* EXERCISE DETAILS
Quote the whole listing exactly. Leave the pictures out of your copy.

* ROWS
▬▬▬▬▬▬
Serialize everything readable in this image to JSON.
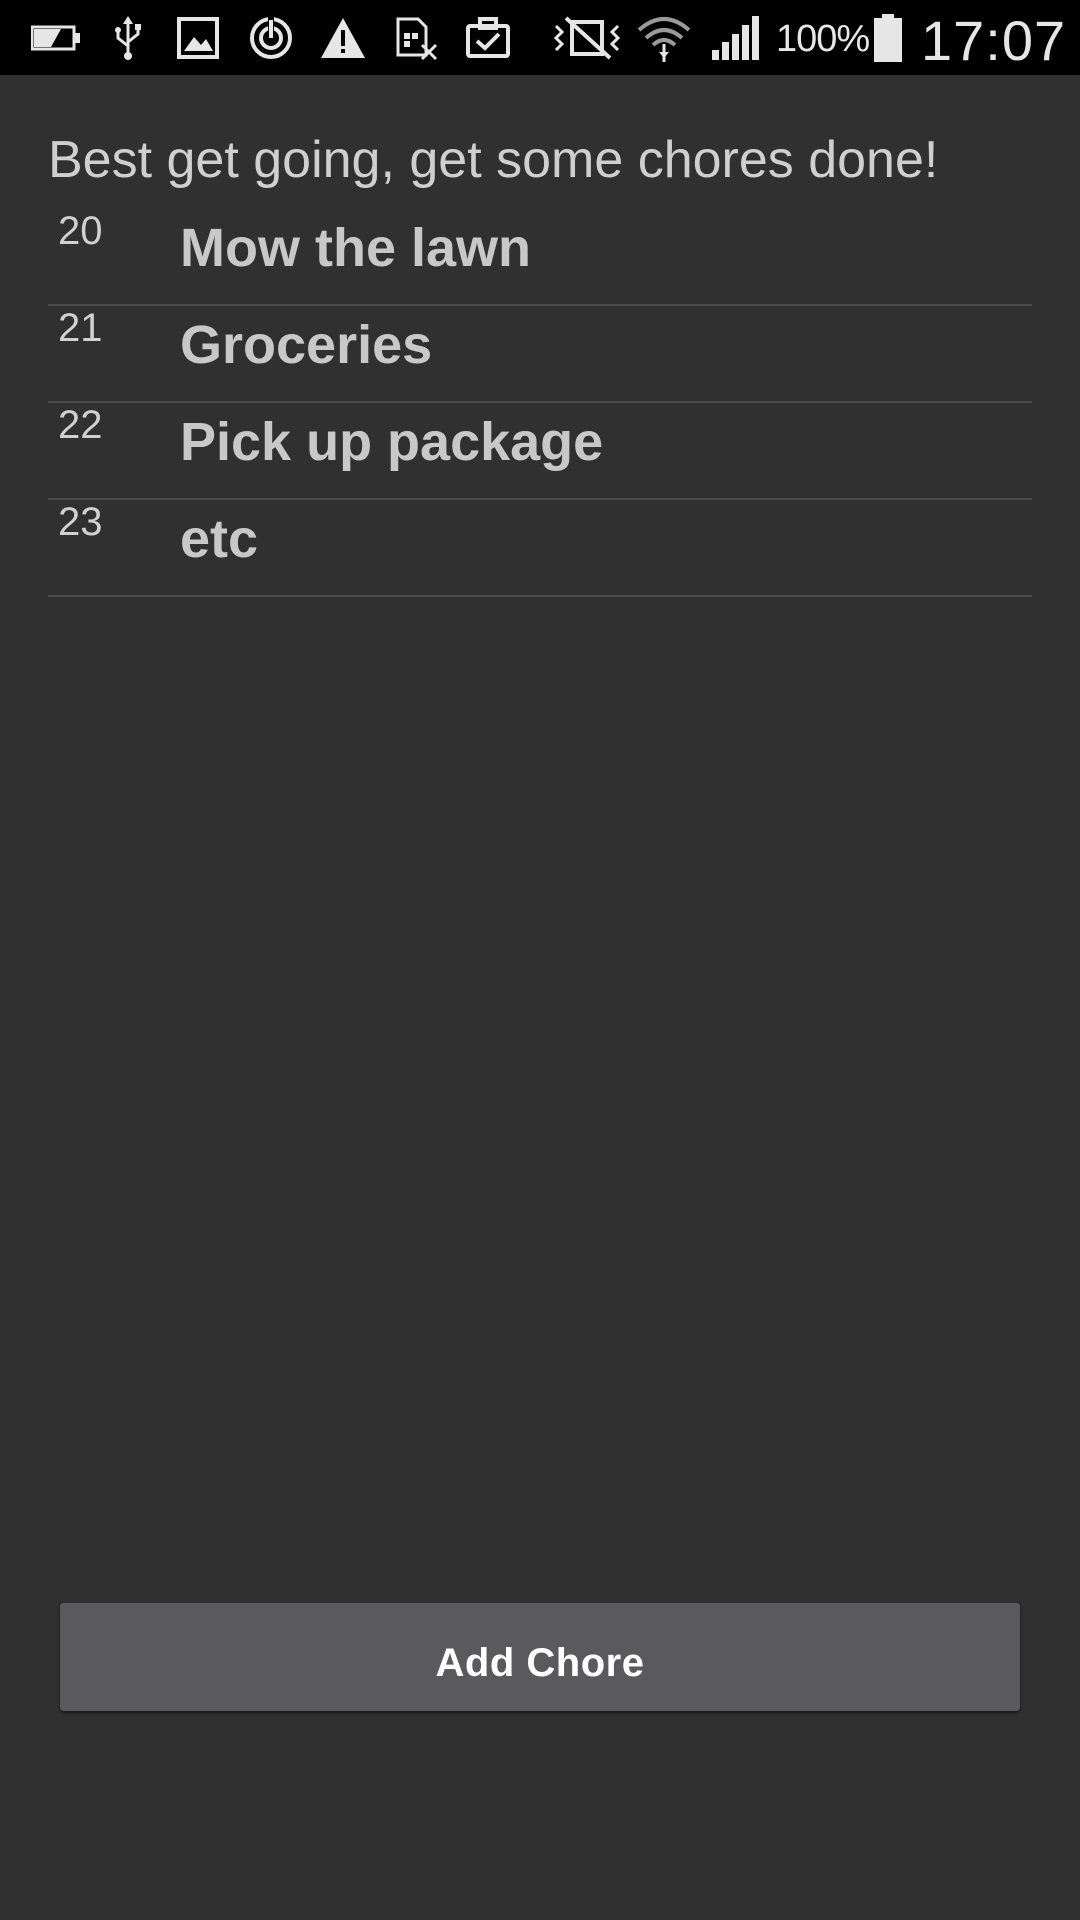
{
  "status_bar": {
    "battery_percent": "100%",
    "time": "17:07",
    "icons": [
      "battery-low-icon",
      "usb-icon",
      "image-icon",
      "sync-icon",
      "warning-icon",
      "sim-error-icon",
      "clipboard-check-icon",
      "vibrate-icon",
      "wifi-icon",
      "signal-icon",
      "battery-icon"
    ]
  },
  "header": {
    "text": "Best get going, get some chores done!"
  },
  "chores": [
    {
      "id": "20",
      "title": "Mow the lawn"
    },
    {
      "id": "21",
      "title": "Groceries"
    },
    {
      "id": "22",
      "title": "Pick up package"
    },
    {
      "id": "23",
      "title": "etc"
    }
  ],
  "actions": {
    "add_label": "Add Chore"
  },
  "colors": {
    "background": "#303030",
    "status_bar": "#000000",
    "button": "#5a5a5c",
    "divider": "#4a4a4a",
    "text": "#c8c8c8"
  }
}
▬▬▬▬▬▬
* ANSWER FOR THIS EXERCISE
Serialize everything readable in this image to JSON.
{
  "status_bar": {
    "battery_percent": "100%",
    "time": "17:07",
    "icons": [
      "battery-low-icon",
      "usb-icon",
      "image-icon",
      "sync-icon",
      "warning-icon",
      "sim-error-icon",
      "clipboard-check-icon",
      "vibrate-icon",
      "wifi-icon",
      "signal-icon",
      "battery-icon"
    ]
  },
  "header": {
    "text": "Best get going, get some chores done!"
  },
  "chores": [
    {
      "id": "20",
      "title": "Mow the lawn"
    },
    {
      "id": "21",
      "title": "Groceries"
    },
    {
      "id": "22",
      "title": "Pick up package"
    },
    {
      "id": "23",
      "title": "etc"
    }
  ],
  "actions": {
    "add_label": "Add Chore"
  },
  "colors": {
    "background": "#303030",
    "status_bar": "#000000",
    "button": "#5a5a5c",
    "divider": "#4a4a4a",
    "text": "#c8c8c8"
  }
}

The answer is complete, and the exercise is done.